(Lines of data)
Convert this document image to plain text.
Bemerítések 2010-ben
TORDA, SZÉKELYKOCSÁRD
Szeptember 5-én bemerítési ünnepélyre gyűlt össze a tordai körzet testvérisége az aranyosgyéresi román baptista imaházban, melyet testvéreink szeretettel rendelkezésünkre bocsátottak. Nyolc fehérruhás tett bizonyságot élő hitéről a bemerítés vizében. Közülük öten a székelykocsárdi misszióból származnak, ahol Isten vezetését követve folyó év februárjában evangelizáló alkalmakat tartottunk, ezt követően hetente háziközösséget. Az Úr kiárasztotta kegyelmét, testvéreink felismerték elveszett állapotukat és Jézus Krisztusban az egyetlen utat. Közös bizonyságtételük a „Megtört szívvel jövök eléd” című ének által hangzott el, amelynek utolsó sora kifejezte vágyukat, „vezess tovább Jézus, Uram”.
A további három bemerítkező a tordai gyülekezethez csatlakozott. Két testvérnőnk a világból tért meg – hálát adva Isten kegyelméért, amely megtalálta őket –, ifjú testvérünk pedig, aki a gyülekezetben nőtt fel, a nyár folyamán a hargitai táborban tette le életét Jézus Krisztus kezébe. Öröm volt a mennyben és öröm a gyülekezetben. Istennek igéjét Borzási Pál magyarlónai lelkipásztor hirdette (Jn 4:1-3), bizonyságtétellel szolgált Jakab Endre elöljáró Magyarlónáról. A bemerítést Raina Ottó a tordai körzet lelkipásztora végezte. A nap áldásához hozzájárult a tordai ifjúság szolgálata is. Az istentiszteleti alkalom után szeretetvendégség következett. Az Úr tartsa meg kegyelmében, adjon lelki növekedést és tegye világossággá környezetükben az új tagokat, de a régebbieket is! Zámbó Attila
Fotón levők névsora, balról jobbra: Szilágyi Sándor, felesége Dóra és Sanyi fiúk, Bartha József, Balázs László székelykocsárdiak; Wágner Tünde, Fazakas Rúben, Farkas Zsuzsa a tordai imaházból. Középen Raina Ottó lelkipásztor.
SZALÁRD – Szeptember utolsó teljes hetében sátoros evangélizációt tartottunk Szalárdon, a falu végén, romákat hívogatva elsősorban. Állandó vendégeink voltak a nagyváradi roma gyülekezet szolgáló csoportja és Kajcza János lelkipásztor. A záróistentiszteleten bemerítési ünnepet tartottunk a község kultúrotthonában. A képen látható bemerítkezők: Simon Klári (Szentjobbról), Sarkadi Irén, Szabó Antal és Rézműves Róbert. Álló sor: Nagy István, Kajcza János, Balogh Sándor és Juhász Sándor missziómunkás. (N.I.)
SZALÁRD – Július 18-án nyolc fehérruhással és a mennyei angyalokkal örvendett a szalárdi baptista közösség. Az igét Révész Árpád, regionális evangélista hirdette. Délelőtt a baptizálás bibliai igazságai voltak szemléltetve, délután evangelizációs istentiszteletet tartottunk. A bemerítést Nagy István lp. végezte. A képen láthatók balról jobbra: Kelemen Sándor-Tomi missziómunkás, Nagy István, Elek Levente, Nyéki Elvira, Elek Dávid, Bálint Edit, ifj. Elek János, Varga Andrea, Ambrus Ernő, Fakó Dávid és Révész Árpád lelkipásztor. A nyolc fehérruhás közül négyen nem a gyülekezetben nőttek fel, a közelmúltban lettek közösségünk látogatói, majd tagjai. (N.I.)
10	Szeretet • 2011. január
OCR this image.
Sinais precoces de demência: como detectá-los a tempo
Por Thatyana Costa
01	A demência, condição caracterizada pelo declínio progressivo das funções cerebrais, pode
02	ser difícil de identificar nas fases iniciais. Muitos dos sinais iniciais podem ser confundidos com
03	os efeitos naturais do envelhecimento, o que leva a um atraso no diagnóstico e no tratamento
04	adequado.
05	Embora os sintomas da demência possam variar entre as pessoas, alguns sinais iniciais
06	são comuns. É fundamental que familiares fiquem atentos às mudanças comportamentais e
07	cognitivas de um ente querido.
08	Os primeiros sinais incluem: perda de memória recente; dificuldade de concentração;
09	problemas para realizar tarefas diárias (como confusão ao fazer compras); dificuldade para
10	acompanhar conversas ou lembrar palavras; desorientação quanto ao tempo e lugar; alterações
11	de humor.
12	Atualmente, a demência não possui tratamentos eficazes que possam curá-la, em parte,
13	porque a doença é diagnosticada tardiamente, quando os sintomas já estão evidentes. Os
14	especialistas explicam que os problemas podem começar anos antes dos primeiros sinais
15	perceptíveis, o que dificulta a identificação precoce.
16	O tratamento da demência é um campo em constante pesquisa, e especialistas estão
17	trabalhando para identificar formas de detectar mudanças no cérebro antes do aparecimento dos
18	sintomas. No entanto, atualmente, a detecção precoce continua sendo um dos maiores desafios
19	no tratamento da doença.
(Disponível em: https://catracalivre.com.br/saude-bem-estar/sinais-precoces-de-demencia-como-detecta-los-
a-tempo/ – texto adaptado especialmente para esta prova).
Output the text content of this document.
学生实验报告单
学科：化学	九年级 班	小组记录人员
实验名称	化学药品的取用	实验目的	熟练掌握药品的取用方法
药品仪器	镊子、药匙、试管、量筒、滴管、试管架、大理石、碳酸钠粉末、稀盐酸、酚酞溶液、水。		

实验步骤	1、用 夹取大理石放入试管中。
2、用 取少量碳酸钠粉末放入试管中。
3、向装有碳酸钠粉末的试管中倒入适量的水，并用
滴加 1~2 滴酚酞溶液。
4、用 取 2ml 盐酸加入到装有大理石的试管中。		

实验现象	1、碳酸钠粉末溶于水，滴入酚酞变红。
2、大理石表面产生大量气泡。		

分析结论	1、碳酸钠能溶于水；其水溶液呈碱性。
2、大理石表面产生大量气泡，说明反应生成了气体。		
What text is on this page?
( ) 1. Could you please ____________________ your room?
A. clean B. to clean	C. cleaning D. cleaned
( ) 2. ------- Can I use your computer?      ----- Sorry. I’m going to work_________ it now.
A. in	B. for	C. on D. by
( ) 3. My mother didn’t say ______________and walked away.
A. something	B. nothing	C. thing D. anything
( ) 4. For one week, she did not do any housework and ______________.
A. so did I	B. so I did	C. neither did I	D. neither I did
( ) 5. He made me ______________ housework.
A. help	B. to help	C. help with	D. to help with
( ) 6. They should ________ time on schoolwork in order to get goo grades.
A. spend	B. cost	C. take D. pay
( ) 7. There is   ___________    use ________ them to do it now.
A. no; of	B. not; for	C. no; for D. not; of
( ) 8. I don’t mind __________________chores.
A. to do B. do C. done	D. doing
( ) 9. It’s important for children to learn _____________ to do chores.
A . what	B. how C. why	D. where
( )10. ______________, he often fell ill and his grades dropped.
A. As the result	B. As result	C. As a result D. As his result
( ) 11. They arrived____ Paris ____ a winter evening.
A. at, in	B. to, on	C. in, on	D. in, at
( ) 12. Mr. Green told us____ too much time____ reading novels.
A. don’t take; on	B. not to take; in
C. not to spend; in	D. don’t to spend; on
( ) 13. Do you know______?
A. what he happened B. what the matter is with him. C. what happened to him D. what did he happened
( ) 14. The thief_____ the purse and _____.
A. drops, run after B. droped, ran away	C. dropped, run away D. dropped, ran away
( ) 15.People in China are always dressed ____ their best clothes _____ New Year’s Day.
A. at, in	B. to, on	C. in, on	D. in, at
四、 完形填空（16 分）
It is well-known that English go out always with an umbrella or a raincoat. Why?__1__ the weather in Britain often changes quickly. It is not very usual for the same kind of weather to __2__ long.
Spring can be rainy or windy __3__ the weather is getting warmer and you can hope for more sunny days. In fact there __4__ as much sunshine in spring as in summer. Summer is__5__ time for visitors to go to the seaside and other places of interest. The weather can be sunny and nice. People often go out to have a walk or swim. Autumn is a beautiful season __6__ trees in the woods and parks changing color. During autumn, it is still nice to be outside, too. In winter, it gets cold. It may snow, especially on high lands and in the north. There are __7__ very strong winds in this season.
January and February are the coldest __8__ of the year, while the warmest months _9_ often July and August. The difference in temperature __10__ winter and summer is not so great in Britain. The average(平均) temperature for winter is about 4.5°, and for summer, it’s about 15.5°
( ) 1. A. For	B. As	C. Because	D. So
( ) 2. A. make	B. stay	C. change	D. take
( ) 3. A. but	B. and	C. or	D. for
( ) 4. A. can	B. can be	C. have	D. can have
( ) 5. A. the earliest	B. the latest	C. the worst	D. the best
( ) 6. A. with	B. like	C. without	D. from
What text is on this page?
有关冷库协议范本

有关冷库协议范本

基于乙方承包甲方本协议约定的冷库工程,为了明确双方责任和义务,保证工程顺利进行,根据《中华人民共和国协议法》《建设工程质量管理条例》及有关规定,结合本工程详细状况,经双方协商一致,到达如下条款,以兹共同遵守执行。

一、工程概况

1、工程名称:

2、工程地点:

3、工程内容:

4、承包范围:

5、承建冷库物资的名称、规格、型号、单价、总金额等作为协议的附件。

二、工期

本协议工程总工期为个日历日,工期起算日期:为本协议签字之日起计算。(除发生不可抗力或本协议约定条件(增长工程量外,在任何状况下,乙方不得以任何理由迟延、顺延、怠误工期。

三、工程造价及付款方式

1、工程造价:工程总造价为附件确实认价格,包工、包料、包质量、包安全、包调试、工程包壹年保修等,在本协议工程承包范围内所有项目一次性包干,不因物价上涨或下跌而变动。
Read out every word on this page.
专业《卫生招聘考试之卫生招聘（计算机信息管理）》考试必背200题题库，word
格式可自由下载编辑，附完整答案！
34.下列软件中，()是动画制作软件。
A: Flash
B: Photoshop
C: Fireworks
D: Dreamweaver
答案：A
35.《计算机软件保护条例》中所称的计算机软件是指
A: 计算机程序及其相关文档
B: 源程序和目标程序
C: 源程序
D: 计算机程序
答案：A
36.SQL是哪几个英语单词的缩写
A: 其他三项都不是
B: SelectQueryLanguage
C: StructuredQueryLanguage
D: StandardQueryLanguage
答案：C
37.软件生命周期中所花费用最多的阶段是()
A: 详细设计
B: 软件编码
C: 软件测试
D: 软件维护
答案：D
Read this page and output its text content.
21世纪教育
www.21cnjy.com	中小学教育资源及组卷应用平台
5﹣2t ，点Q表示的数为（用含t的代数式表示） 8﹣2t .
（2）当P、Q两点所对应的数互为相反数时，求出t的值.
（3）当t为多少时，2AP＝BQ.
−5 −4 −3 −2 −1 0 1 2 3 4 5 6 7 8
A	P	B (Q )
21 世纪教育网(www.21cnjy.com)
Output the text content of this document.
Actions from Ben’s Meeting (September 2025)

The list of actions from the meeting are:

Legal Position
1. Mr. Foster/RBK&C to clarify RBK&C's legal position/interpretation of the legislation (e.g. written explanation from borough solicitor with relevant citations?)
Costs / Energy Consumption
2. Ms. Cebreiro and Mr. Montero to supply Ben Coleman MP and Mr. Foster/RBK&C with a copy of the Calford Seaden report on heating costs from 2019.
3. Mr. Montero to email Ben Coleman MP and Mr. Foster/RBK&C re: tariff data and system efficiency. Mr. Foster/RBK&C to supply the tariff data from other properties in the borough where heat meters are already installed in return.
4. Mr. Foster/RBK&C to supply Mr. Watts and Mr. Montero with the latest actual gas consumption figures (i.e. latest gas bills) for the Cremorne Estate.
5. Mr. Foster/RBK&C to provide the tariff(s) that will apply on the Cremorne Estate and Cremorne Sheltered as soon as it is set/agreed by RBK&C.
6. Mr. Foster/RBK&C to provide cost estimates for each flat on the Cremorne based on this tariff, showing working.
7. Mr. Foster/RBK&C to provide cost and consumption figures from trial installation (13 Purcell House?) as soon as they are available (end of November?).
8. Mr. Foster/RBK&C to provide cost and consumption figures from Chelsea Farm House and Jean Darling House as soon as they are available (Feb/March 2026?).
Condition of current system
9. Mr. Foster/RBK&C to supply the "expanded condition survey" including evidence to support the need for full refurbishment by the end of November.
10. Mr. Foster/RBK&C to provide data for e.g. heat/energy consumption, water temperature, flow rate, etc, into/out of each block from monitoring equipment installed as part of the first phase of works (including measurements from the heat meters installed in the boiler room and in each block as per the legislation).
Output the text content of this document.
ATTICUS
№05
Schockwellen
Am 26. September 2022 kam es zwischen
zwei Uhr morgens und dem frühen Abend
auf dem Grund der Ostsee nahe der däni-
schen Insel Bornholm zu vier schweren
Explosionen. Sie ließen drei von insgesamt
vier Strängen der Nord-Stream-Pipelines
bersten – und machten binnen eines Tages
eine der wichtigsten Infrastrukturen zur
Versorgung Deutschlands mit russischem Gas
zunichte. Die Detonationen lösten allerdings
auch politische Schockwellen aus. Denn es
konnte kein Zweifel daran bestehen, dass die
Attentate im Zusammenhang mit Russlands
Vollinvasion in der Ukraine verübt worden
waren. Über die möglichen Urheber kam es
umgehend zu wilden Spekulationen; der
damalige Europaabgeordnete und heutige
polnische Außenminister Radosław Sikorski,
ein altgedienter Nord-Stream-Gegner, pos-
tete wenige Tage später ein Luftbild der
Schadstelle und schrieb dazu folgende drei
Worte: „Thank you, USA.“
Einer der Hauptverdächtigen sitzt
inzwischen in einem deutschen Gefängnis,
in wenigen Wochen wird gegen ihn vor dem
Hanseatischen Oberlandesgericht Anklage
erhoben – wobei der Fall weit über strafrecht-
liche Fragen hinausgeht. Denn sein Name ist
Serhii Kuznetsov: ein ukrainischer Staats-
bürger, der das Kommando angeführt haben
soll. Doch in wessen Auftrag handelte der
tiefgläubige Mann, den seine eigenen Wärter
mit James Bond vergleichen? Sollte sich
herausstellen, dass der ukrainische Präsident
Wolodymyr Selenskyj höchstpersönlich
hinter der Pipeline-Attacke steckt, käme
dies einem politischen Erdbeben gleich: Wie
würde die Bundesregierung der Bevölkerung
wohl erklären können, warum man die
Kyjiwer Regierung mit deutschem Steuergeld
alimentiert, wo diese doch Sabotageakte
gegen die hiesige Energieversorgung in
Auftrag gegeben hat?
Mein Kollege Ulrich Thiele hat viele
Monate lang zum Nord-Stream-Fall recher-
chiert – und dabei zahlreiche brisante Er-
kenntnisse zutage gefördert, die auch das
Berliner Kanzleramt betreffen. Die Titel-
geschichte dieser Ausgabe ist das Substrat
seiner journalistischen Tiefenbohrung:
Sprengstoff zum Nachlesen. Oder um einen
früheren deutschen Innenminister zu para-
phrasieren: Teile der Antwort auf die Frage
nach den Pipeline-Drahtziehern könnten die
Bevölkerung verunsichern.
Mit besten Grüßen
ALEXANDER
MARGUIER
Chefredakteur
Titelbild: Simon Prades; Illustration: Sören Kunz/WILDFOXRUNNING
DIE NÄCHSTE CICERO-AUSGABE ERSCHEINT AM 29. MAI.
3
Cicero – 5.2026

Aim of the task -> Among the lines of the material above, how many include the string "Schockwellen"? Report only that number.

Exercise result -> 2